(DIRECTIVE): Rewrite the material from its first line up to and including the line with "note-item: • L’impostazione", putting "altoparlanti" in place of "diffusori" and leaving everything else unchanged.

(STORED DATA):

────────────────────

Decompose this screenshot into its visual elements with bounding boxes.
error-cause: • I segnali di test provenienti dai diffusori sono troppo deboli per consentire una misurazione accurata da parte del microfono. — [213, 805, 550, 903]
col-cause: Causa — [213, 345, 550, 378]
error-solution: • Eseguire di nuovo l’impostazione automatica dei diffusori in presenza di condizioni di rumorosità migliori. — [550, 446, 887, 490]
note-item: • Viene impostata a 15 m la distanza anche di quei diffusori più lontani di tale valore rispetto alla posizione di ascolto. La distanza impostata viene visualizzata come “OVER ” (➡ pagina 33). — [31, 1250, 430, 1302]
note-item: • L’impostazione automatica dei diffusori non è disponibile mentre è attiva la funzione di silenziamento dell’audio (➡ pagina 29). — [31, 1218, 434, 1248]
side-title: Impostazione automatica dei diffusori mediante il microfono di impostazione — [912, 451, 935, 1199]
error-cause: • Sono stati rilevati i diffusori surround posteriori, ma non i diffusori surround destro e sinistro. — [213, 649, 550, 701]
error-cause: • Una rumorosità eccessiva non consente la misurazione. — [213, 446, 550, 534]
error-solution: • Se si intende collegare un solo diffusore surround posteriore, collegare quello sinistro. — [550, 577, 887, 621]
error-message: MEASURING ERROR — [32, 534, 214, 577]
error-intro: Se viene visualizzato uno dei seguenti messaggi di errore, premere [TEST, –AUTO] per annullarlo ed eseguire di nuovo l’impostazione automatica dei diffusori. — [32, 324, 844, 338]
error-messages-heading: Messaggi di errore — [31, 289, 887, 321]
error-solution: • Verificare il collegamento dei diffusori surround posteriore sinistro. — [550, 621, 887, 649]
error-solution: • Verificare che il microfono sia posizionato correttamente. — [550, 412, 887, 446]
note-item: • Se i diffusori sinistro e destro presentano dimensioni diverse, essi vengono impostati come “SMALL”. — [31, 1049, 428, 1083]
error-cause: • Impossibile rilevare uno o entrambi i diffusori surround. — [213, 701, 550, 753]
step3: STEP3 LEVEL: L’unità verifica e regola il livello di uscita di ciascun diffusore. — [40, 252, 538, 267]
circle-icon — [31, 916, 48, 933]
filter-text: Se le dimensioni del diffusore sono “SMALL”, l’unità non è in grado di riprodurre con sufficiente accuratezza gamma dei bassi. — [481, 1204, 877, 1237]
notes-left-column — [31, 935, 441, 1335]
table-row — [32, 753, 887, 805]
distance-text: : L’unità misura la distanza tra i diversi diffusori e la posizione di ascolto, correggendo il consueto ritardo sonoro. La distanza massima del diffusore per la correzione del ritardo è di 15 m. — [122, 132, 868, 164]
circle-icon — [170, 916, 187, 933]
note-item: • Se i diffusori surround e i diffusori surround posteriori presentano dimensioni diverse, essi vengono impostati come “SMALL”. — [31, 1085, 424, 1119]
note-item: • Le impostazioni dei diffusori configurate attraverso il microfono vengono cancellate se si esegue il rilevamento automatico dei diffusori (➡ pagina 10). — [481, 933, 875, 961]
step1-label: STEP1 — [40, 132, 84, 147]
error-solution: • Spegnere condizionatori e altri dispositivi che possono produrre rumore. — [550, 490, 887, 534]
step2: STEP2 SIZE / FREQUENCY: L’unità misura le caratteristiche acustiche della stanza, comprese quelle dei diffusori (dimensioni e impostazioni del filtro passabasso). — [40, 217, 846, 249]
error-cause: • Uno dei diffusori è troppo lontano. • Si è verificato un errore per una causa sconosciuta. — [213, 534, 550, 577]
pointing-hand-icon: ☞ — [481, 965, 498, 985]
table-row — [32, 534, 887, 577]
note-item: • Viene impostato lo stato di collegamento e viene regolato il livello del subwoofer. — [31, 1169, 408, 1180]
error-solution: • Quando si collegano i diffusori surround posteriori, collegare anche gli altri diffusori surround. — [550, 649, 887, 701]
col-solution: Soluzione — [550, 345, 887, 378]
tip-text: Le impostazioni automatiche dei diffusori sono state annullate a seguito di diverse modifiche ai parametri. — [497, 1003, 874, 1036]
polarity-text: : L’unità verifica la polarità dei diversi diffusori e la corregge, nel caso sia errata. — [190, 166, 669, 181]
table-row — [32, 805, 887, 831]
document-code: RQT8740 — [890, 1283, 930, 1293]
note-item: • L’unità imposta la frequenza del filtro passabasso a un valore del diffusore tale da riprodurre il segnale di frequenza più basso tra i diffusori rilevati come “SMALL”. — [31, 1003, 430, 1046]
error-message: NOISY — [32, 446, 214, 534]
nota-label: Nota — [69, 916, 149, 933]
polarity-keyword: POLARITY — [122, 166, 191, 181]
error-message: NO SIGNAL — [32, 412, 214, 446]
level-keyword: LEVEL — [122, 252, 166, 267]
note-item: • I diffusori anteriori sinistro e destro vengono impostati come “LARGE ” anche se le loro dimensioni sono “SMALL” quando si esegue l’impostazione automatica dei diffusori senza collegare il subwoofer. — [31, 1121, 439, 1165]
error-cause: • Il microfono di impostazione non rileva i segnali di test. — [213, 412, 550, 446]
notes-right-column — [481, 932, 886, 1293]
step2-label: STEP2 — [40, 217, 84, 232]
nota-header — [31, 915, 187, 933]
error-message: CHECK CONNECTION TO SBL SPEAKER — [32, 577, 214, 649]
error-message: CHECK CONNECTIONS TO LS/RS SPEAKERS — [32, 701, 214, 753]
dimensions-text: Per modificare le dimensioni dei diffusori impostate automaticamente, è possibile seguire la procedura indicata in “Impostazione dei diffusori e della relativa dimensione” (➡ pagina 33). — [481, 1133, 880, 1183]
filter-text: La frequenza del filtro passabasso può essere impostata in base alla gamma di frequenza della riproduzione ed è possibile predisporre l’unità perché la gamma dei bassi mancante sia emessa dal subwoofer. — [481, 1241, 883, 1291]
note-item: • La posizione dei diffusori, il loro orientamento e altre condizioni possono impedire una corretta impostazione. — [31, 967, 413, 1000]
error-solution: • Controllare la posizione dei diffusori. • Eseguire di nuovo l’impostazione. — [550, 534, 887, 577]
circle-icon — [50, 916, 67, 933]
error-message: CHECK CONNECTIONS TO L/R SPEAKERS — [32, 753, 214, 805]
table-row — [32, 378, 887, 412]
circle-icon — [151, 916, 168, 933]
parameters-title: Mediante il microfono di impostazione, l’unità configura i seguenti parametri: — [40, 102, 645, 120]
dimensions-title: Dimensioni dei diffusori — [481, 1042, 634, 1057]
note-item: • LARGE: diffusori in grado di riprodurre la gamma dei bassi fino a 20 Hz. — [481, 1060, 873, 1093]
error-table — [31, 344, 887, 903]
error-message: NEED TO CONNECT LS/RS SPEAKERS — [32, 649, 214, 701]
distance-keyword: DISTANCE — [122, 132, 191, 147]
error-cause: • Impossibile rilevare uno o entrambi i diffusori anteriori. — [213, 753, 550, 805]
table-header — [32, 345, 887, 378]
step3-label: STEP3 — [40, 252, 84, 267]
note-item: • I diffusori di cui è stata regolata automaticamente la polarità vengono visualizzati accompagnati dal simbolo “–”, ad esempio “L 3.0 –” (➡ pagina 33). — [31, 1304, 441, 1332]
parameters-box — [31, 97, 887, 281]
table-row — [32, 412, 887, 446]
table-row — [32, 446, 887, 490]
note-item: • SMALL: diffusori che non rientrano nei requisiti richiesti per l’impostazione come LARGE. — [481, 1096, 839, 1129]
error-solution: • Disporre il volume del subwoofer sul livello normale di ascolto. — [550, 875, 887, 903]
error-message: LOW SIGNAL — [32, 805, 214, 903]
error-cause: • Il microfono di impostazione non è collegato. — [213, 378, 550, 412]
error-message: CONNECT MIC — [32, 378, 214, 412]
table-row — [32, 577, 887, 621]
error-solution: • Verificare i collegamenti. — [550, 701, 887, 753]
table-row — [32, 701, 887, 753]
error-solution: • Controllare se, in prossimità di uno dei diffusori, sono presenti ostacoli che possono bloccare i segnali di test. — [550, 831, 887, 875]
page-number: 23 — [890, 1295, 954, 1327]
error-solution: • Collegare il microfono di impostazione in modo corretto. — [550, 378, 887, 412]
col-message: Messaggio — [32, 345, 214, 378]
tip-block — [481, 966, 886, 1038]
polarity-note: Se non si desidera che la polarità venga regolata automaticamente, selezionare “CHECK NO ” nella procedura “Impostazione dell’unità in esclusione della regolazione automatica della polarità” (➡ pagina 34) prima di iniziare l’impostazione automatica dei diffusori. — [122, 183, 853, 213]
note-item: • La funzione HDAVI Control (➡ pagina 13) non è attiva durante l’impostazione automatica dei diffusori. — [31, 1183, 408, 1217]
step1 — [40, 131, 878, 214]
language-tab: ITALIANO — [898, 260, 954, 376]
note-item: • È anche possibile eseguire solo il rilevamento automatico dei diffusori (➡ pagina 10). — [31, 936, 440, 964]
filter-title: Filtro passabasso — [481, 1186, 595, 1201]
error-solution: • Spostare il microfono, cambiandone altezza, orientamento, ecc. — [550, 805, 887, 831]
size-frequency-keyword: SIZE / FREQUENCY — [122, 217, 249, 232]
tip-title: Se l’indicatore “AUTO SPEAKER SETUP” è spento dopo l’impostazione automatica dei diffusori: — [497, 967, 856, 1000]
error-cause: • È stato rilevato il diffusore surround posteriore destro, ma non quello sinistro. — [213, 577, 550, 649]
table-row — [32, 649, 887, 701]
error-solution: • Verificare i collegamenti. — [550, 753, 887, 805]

────────────────────

(CORRECT ANSWER):
Decompose this screenshot into its visual elements with bounding boxes.
error-cause: • I segnali di test provenienti dai altoparlanti sono troppo deboli per consentire una misurazione accurata da parte del microfono. — [213, 805, 550, 903]
col-cause: Causa — [213, 345, 550, 378]
error-solution: • Eseguire di nuovo l’impostazione automatica dei altoparlanti in presenza di condizioni di rumorosità migliori. — [550, 446, 887, 490]
note-item: • Viene impostata a 15 m la distanza anche di quei altoparlanti più lontani di tale valore rispetto alla posizione di ascolto. La distanza impostata viene visualizzata come “OVER ” (➡ pagina 33). — [31, 1250, 430, 1302]
note-item: • L’impostazione automatica dei altoparlanti non è disponibile mentre è attiva la funzione di silenziamento dell’audio (➡ pagina 29). — [31, 1218, 434, 1248]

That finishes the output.